- _Aim_
Copy every line of the material below word for word.

- _The records_
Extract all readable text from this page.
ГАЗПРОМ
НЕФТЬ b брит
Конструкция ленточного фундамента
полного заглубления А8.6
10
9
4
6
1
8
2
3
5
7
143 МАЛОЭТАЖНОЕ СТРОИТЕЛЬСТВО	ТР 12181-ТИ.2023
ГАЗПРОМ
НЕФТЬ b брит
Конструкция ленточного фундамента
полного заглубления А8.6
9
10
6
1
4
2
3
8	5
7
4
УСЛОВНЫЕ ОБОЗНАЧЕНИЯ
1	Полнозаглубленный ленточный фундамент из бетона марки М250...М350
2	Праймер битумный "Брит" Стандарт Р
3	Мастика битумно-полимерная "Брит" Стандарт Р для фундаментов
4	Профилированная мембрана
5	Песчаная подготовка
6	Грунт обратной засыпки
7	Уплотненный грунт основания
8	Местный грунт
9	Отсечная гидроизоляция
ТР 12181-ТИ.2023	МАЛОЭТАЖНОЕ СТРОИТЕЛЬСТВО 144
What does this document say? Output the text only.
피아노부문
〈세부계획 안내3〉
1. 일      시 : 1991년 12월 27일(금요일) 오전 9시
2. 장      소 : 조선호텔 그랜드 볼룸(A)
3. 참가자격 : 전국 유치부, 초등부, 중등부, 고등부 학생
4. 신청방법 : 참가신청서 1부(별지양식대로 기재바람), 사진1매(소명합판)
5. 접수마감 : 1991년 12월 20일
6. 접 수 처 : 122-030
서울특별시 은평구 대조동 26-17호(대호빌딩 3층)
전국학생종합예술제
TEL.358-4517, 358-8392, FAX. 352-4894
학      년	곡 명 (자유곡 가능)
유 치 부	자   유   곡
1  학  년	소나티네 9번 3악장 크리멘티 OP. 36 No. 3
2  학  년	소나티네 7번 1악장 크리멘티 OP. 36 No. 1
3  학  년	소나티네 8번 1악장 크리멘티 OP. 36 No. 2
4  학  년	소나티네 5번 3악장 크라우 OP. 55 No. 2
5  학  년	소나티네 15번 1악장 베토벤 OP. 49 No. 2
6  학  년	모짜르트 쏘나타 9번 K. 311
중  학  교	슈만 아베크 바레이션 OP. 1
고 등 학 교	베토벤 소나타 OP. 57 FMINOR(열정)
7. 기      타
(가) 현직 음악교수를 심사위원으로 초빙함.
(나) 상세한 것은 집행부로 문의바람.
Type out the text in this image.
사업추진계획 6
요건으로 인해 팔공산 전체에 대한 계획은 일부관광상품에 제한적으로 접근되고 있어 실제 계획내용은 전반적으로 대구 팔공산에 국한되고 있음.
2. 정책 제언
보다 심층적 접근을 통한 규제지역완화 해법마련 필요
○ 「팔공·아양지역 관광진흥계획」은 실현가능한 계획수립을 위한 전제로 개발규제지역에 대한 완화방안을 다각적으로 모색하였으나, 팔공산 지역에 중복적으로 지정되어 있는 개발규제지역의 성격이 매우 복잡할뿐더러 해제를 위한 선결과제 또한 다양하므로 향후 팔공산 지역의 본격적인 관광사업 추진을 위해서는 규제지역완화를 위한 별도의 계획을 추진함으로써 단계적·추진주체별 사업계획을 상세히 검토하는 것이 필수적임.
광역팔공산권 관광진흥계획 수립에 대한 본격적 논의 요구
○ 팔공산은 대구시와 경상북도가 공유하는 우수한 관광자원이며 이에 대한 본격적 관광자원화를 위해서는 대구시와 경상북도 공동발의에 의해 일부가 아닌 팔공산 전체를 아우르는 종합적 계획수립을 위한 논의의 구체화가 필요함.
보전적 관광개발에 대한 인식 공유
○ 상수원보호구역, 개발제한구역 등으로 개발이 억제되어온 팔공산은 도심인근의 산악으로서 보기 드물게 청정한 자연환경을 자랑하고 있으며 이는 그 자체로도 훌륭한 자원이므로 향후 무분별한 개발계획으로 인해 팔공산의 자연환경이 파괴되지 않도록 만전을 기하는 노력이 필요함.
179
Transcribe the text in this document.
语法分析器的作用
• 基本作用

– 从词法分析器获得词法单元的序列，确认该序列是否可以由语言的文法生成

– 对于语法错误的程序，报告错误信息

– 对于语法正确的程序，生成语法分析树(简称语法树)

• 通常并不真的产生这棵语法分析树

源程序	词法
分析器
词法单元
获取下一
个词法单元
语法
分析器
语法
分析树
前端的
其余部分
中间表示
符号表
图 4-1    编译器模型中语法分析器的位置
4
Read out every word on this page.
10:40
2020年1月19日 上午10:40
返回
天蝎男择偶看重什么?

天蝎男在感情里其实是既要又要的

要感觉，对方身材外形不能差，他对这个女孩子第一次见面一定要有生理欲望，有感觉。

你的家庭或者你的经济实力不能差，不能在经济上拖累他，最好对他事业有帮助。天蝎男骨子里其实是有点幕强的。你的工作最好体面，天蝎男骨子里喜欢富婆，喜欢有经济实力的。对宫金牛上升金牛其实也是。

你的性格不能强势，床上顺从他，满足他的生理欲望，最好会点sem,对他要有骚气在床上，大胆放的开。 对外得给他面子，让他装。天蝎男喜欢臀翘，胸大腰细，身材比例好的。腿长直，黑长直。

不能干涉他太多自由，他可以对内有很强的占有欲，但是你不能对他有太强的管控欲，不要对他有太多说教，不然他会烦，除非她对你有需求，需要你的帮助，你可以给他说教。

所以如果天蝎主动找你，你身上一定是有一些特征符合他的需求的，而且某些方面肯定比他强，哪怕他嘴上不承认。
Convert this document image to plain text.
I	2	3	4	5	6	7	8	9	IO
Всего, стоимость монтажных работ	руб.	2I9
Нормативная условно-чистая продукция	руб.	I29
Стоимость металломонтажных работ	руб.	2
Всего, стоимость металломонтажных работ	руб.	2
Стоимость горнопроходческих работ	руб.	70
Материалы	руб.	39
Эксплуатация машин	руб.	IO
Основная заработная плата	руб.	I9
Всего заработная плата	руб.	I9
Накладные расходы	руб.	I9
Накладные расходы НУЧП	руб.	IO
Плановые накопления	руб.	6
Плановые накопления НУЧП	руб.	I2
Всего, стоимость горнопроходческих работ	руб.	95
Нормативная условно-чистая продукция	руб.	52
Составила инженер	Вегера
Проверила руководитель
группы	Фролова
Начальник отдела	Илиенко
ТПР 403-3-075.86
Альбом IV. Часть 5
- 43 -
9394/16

- _Response to this exercise_
Extract all readable text from this page.
ГАЗПРОМ
НЕФТЬ b брит
Конструкция ленточного фундамента
полного заглубления А8.6
10
9
4
6
1
8
2
3
5
7
143 МАЛОЭТАЖНОЕ СТРОИТЕЛЬСТВО	ТР 12181-ТИ.2023
ГАЗПРОМ
НЕФТЬ b брит
Конструкция ленточного фундамента
полного заглубления А8.6
9
10
6
1
4
2
3
8	5
7
4
УСЛОВНЫЕ ОБОЗНАЧЕНИЯ
1	Полнозаглубленный ленточный фундамент из бетона марки М250...М350
2	Праймер битумный "Брит" Стандарт Р
3	Мастика битумно-полимерная "Брит" Стандарт Р для фундаментов
4	Профилированная мембрана
5	Песчаная подготовка
6	Грунт обратной засыпки
7	Уплотненный грунт основания
8	Местный грунт
9	Отсечная гидроизоляция
ТР 12181-ТИ.2023	МАЛОЭТАЖНОЕ СТРОИТЕЛЬСТВО 144
What does this document say? Output the text only.
피아노부문
〈세부계획 안내3〉
1. 일      시 : 1991년 12월 27일(금요일) 오전 9시
2. 장      소 : 조선호텔 그랜드 볼룸(A)
3. 참가자격 : 전국 유치부, 초등부, 중등부, 고등부 학생
4. 신청방법 : 참가신청서 1부(별지양식대로 기재바람), 사진1매(소명합판)
5. 접수마감 : 1991년 12월 20일
6. 접 수 처 : 122-030
서울특별시 은평구 대조동 26-17호(대호빌딩 3층)
전국학생종합예술제
TEL.358-4517, 358-8392, FAX. 352-4894
학      년	곡 명 (자유곡 가능)
유 치 부	자   유   곡
1  학  년	소나티네 9번 3악장 크리멘티 OP. 36 No. 3
2  학  년	소나티네 7번 1악장 크리멘티 OP. 36 No. 1
3  학  년	소나티네 8번 1악장 크리멘티 OP. 36 No. 2
4  학  년	소나티네 5번 3악장 크라우 OP. 55 No. 2
5  학  년	소나티네 15번 1악장 베토벤 OP. 49 No. 2
6  학  년	모짜르트 쏘나타 9번 K. 311
중  학  교	슈만 아베크 바레이션 OP. 1
고 등 학 교	베토벤 소나타 OP. 57 FMINOR(열정)
7. 기      타
(가) 현직 음악교수를 심사위원으로 초빙함.
(나) 상세한 것은 집행부로 문의바람.
Type out the text in this image.
사업추진계획 6
요건으로 인해 팔공산 전체에 대한 계획은 일부관광상품에 제한적으로 접근되고 있어 실제 계획내용은 전반적으로 대구 팔공산에 국한되고 있음.
2. 정책 제언
보다 심층적 접근을 통한 규제지역완화 해법마련 필요
○ 「팔공·아양지역 관광진흥계획」은 실현가능한 계획수립을 위한 전제로 개발규제지역에 대한 완화방안을 다각적으로 모색하였으나, 팔공산 지역에 중복적으로 지정되어 있는 개발규제지역의 성격이 매우 복잡할뿐더러 해제를 위한 선결과제 또한 다양하므로 향후 팔공산 지역의 본격적인 관광사업 추진을 위해서는 규제지역완화를 위한 별도의 계획을 추진함으로써 단계적·추진주체별 사업계획을 상세히 검토하는 것이 필수적임.
광역팔공산권 관광진흥계획 수립에 대한 본격적 논의 요구
○ 팔공산은 대구시와 경상북도가 공유하는 우수한 관광자원이며 이에 대한 본격적 관광자원화를 위해서는 대구시와 경상북도 공동발의에 의해 일부가 아닌 팔공산 전체를 아우르는 종합적 계획수립을 위한 논의의 구체화가 필요함.
보전적 관광개발에 대한 인식 공유
○ 상수원보호구역, 개발제한구역 등으로 개발이 억제되어온 팔공산은 도심인근의 산악으로서 보기 드물게 청정한 자연환경을 자랑하고 있으며 이는 그 자체로도 훌륭한 자원이므로 향후 무분별한 개발계획으로 인해 팔공산의 자연환경이 파괴되지 않도록 만전을 기하는 노력이 필요함.
179
Transcribe the text in this document.
语法分析器的作用
• 基本作用

– 从词法分析器获得词法单元的序列，确认该序列是否可以由语言的文法生成

– 对于语法错误的程序，报告错误信息

– 对于语法正确的程序，生成语法分析树(简称语法树)

• 通常并不真的产生这棵语法分析树

源程序	词法
分析器
词法单元
获取下一
个词法单元
语法
分析器
语法
分析树
前端的
其余部分
中间表示
符号表
图 4-1    编译器模型中语法分析器的位置
4
Read out every word on this page.
10:40
2020年1月19日 上午10:40
返回
天蝎男择偶看重什么?

天蝎男在感情里其实是既要又要的

要感觉，对方身材外形不能差，他对这个女孩子第一次见面一定要有生理欲望，有感觉。

你的家庭或者你的经济实力不能差，不能在经济上拖累他，最好对他事业有帮助。天蝎男骨子里其实是有点幕强的。你的工作最好体面，天蝎男骨子里喜欢富婆，喜欢有经济实力的。对宫金牛上升金牛其实也是。

你的性格不能强势，床上顺从他，满足他的生理欲望，最好会点sem,对他要有骚气在床上，大胆放的开。 对外得给他面子，让他装。天蝎男喜欢臀翘，胸大腰细，身材比例好的。腿长直，黑长直。

不能干涉他太多自由，他可以对内有很强的占有欲，但是你不能对他有太强的管控欲，不要对他有太多说教，不然他会烦，除非她对你有需求，需要你的帮助，你可以给他说教。

所以如果天蝎主动找你，你身上一定是有一些特征符合他的需求的，而且某些方面肯定比他强，哪怕他嘴上不承认。
Convert this document image to plain text.
I	2	3	4	5	6	7	8	9	IO
Всего, стоимость монтажных работ	руб.	2I9
Нормативная условно-чистая продукция	руб.	I29
Стоимость металломонтажных работ	руб.	2
Всего, стоимость металломонтажных работ	руб.	2
Стоимость горнопроходческих работ	руб.	70
Материалы	руб.	39
Эксплуатация машин	руб.	IO
Основная заработная плата	руб.	I9
Всего заработная плата	руб.	I9
Накладные расходы	руб.	I9
Накладные расходы НУЧП	руб.	IO
Плановые накопления	руб.	6
Плановые накопления НУЧП	руб.	I2
Всего, стоимость горнопроходческих работ	руб.	95
Нормативная условно-чистая продукция	руб.	52
Составила инженер	Вегера
Проверила руководитель
группы	Фролова
Начальник отдела	Илиенко
ТПР 403-3-075.86
Альбом IV. Часть 5
- 43 -
9394/16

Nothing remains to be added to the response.